■ Vorliegender Text:
---------------

Langsam aber sicher werden die linken Abstimmungsvorlagen zur Landplage. Mit sicherem Instinkt und sonst anderen zugeschriebenem Populismus treiben besonders die Jusos mit Ihren Neidvorlagen das Stimmvolk vor sich her. Dieses Mal ist die 1:12- Initiative dran, es folgen dann im nächsten Jahr die Erbschaftssteuer-Initiative, das «Bedingungslose Grundeinkommen» und die Einheitskrankenkasse. Der gemeinsame Nenner dieser Vorlagen ist der Wunsch möglichst alles umzuverteilen, die Wirtschaft und das Unternehmertum zu bevormunden und alle ärmer zu machen.

---------------

■ Bereitgestellte Daten:
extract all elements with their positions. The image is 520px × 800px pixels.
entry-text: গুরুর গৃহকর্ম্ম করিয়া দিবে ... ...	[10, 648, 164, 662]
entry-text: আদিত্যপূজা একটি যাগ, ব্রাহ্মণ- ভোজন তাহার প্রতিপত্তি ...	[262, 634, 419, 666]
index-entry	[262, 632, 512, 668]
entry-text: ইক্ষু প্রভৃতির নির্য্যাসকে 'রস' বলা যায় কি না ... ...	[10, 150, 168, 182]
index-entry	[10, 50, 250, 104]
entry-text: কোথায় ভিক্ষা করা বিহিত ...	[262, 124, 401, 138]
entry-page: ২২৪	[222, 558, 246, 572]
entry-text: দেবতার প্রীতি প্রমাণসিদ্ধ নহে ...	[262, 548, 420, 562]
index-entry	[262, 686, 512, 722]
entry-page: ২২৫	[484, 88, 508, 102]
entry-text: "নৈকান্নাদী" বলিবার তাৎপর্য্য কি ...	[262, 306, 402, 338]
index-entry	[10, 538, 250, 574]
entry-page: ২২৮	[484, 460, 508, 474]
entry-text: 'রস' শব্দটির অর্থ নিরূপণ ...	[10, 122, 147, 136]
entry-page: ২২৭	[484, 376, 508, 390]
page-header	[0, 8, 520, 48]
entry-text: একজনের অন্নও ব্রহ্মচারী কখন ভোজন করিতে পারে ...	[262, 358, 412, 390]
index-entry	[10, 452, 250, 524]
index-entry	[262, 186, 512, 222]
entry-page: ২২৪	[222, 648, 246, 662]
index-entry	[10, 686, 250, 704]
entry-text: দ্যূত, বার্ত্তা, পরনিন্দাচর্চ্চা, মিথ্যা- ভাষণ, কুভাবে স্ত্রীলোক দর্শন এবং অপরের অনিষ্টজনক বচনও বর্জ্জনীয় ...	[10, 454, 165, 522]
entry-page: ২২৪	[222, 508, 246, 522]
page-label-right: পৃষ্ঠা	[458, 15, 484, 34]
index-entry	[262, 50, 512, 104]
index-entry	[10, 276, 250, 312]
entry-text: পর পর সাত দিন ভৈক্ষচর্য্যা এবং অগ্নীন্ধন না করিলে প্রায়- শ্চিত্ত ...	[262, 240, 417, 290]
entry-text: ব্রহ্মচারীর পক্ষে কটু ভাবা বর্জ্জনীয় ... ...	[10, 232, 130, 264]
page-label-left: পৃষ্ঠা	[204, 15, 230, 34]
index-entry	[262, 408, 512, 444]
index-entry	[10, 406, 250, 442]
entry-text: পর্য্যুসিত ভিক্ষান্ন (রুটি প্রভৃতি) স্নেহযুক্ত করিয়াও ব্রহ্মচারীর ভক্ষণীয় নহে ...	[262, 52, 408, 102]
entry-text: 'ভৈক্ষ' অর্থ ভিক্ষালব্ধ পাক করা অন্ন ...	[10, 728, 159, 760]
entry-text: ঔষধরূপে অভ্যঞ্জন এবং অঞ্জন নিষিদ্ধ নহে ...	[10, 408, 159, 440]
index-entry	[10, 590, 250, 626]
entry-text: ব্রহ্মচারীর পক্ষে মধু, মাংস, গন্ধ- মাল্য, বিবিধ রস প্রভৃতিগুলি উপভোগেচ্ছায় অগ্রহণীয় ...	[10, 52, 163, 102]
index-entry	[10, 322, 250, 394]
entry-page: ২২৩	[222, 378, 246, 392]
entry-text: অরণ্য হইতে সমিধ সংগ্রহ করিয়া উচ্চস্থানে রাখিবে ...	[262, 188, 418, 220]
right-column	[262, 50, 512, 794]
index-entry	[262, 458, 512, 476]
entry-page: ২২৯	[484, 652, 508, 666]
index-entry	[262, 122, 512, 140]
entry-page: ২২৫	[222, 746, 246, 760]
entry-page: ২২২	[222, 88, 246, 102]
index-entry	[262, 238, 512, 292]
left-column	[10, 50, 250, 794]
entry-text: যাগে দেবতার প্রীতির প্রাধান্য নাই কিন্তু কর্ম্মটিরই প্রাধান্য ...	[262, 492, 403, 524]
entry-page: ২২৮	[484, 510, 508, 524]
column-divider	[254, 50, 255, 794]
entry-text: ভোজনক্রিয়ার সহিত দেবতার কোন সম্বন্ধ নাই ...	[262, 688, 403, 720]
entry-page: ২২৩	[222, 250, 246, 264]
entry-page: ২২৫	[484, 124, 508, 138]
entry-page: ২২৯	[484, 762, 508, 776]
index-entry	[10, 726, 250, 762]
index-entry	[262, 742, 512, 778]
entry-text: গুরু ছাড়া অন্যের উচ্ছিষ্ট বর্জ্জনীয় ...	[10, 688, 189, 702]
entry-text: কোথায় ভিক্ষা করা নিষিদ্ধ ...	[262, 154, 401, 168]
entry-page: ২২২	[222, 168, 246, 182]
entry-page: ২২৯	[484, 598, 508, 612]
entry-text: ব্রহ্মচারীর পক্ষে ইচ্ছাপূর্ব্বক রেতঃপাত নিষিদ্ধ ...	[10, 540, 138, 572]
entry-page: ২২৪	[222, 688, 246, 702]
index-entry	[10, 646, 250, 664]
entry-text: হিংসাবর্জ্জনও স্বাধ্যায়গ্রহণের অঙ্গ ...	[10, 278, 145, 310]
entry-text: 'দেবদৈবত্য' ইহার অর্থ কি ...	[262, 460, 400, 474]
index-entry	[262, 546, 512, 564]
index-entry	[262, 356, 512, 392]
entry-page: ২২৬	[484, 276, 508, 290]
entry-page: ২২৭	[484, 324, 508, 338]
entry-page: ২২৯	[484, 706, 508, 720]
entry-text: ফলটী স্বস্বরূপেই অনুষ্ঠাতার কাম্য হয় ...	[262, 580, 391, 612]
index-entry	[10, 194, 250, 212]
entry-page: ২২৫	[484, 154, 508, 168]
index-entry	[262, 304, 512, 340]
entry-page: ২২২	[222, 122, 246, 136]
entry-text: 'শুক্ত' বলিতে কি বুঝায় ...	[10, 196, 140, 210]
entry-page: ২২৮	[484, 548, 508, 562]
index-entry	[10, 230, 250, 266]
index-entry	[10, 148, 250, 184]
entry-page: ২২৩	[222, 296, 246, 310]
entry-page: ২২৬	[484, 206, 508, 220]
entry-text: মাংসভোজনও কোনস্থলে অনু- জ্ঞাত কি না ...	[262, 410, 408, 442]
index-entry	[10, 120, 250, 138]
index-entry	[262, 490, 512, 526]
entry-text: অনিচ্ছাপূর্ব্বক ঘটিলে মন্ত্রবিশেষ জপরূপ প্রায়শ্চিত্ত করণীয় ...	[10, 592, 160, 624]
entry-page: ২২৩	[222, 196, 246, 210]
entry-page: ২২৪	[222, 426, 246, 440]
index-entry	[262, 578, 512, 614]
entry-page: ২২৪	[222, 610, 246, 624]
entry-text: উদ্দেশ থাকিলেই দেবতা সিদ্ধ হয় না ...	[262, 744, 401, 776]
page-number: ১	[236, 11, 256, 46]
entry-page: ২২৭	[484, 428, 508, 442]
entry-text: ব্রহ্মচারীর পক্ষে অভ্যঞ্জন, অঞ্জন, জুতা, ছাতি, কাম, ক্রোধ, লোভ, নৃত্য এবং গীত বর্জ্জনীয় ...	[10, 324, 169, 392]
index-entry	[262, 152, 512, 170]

---------------

■ Ziel der Übung:
Stimmen diese Aussagen mit dem Text über linke Abstimmungsvorlagen überein? Antworte jeweils mit Ja oder Nein und zitiere die entscheidenden Worte des Textes wörtlich.
1. Die Einheitskrankenkasse kommt zusammen mit der 1:12-Initiative zur Abstimmung.
2. Besonders die Jusos treiben laut dem Text das Stimmvolk vor sich her.
3. Die Erbschaftssteuer-Initiative folgt im nächsten Jahr.

■ Ergebnis:
1. Nein: „es folgen dann im nächsten Jahr die Erbschaftssteuer-Initiative, das «Bedingungslose Grundeinkommen» und die Einheitskrankenkasse“
2. Ja: „treiben besonders die Jusos mit Ihren Neidvorlagen das Stimmvolk vor sich her“
3. Ja: „es folgen dann im nächsten Jahr die Erbschaftssteuer-Initiative“